## Start RAW DATA
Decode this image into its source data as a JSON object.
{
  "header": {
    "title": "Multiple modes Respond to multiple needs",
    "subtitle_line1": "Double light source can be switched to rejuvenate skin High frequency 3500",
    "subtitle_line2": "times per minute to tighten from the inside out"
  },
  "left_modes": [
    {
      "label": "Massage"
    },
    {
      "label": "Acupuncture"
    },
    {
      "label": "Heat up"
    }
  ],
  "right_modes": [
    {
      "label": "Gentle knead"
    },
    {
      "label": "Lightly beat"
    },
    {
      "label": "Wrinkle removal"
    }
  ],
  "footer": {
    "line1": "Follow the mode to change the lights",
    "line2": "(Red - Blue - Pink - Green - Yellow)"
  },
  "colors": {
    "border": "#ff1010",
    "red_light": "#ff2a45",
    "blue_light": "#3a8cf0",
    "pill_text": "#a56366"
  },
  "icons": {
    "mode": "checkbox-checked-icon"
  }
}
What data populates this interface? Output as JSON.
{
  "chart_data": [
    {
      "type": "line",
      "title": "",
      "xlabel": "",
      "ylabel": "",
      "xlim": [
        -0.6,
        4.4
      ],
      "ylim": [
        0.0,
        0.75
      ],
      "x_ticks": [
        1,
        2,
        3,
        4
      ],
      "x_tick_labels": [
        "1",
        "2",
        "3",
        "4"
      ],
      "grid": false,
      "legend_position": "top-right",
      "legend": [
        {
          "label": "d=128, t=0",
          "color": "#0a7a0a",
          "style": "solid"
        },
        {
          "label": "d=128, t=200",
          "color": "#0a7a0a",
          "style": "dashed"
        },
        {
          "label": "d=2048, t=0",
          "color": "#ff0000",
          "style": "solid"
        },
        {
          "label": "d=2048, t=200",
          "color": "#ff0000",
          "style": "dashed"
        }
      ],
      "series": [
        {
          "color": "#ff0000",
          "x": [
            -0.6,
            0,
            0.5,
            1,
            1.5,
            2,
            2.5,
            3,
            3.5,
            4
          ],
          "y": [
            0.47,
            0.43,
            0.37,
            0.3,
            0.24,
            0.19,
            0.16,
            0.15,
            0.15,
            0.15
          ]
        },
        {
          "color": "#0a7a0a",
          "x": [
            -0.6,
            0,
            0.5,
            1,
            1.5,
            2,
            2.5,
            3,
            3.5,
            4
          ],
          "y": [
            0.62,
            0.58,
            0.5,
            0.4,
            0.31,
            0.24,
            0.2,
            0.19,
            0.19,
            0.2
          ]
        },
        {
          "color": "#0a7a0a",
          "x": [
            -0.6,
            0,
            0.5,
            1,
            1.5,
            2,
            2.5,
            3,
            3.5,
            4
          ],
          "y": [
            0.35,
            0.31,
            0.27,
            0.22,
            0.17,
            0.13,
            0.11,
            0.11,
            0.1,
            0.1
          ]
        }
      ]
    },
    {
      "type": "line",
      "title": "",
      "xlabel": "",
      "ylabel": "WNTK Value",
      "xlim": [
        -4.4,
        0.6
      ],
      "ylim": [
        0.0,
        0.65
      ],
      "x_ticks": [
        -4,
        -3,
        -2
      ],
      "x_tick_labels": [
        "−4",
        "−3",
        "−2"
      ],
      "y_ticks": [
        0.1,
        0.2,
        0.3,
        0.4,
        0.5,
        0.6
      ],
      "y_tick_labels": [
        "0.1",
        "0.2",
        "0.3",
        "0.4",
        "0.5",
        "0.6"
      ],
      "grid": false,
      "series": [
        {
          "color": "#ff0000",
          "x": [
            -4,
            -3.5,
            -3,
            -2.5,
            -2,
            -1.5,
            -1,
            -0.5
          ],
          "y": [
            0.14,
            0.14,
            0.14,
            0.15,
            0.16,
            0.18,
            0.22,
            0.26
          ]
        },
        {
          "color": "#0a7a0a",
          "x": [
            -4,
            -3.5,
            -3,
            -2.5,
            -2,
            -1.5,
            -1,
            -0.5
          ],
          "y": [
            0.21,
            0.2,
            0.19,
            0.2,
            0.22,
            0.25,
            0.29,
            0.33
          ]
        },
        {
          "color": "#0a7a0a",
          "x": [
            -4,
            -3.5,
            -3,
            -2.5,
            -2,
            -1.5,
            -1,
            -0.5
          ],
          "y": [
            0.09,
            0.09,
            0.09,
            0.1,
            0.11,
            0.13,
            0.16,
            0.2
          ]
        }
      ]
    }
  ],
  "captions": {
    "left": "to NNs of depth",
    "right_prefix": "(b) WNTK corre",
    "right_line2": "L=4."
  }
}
## End RAW DATA
» WHAT TO DO
Send back every record, precisely as written.

» FINAL RESULT
Decode this image into its source data as a JSON object.
{
  "header": {
    "title": "Multiple modes Respond to multiple needs",
    "subtitle_line1": "Double light source can be switched to rejuvenate skin High frequency 3500",
    "subtitle_line2": "times per minute to tighten from the inside out"
  },
  "left_modes": [
    {
      "label": "Massage"
    },
    {
      "label": "Acupuncture"
    },
    {
      "label": "Heat up"
    }
  ],
  "right_modes": [
    {
      "label": "Gentle knead"
    },
    {
      "label": "Lightly beat"
    },
    {
      "label": "Wrinkle removal"
    }
  ],
  "footer": {
    "line1": "Follow the mode to change the lights",
    "line2": "(Red - Blue - Pink - Green - Yellow)"
  },
  "colors": {
    "border": "#ff1010",
    "red_light": "#ff2a45",
    "blue_light": "#3a8cf0",
    "pill_text": "#a56366"
  },
  "icons": {
    "mode": "checkbox-checked-icon"
  }
}
What data populates this interface? Output as JSON.
{
  "chart_data": [
    {
      "type": "line",
      "title": "",
      "xlabel": "",
      "ylabel": "",
      "xlim": [
        -0.6,
        4.4
      ],
      "ylim": [
        0.0,
        0.75
      ],
      "x_ticks": [
        1,
        2,
        3,
        4
      ],
      "x_tick_labels": [
        "1",
        "2",
        "3",
        "4"
      ],
      "grid": false,
      "legend_position": "top-right",
      "legend": [
        {
          "label": "d=128, t=0",
          "color": "#0a7a0a",
          "style": "solid"
        },
        {
          "label": "d=128, t=200",
          "color": "#0a7a0a",
          "style": "dashed"
        },
        {
          "label": "d=2048, t=0",
          "color": "#ff0000",
          "style": "solid"
        },
        {
          "label": "d=2048, t=200",
          "color": "#ff0000",
          "style": "dashed"
        }
      ],
      "series": [
        {
          "color": "#ff0000",
          "x": [
            -0.6,
            0,
            0.5,
            1,
            1.5,
            2,
            2.5,
            3,
            3.5,
            4
          ],
          "y": [
            0.47,
            0.43,
            0.37,
            0.3,
            0.24,
            0.19,
            0.16,
            0.15,
            0.15,
            0.15
          ]
        },
        {
          "color": "#0a7a0a",
          "x": [
            -0.6,
            0,
            0.5,
            1,
            1.5,
            2,
            2.5,
            3,
            3.5,
            4
          ],
          "y": [
            0.62,
            0.58,
            0.5,
            0.4,
            0.31,
            0.24,
            0.2,
            0.19,
            0.19,
            0.2
          ]
        },
        {
          "color": "#0a7a0a",
          "x": [
            -0.6,
            0,
            0.5,
            1,
            1.5,
            2,
            2.5,
            3,
            3.5,
            4
          ],
          "y": [
            0.35,
            0.31,
            0.27,
            0.22,
            0.17,
            0.13,
            0.11,
            0.11,
            0.1,
            0.1
          ]
        }
      ]
    },
    {
      "type": "line",
      "title": "",
      "xlabel": "",
      "ylabel": "WNTK Value",
      "xlim": [
        -4.4,
        0.6
      ],
      "ylim": [
        0.0,
        0.65
      ],
      "x_ticks": [
        -4,
        -3,
        -2
      ],
      "x_tick_labels": [
        "−4",
        "−3",
        "−2"
      ],
      "y_ticks": [
        0.1,
        0.2,
        0.3,
        0.4,
        0.5,
        0.6
      ],
      "y_tick_labels": [
        "0.1",
        "0.2",
        "0.3",
        "0.4",
        "0.5",
        "0.6"
      ],
      "grid": false,
      "series": [
        {
          "color": "#ff0000",
          "x": [
            -4,
            -3.5,
            -3,
            -2.5,
            -2,
            -1.5,
            -1,
            -0.5
          ],
          "y": [
            0.14,
            0.14,
            0.14,
            0.15,
            0.16,
            0.18,
            0.22,
            0.26
          ]
        },
        {
          "color": "#0a7a0a",
          "x": [
            -4,
            -3.5,
            -3,
            -2.5,
            -2,
            -1.5,
            -1,
            -0.5
          ],
          "y": [
            0.21,
            0.2,
            0.19,
            0.2,
            0.22,
            0.25,
            0.29,
            0.33
          ]
        },
        {
          "color": "#0a7a0a",
          "x": [
            -4,
            -3.5,
            -3,
            -2.5,
            -2,
            -1.5,
            -1,
            -0.5
          ],
          "y": [
            0.09,
            0.09,
            0.09,
            0.1,
            0.11,
            0.13,
            0.16,
            0.2
          ]
        }
      ]
    }
  ],
  "captions": {
    "left": "to NNs of depth",
    "right_prefix": "(b) WNTK corre",
    "right_line2": "L=4."
  }
}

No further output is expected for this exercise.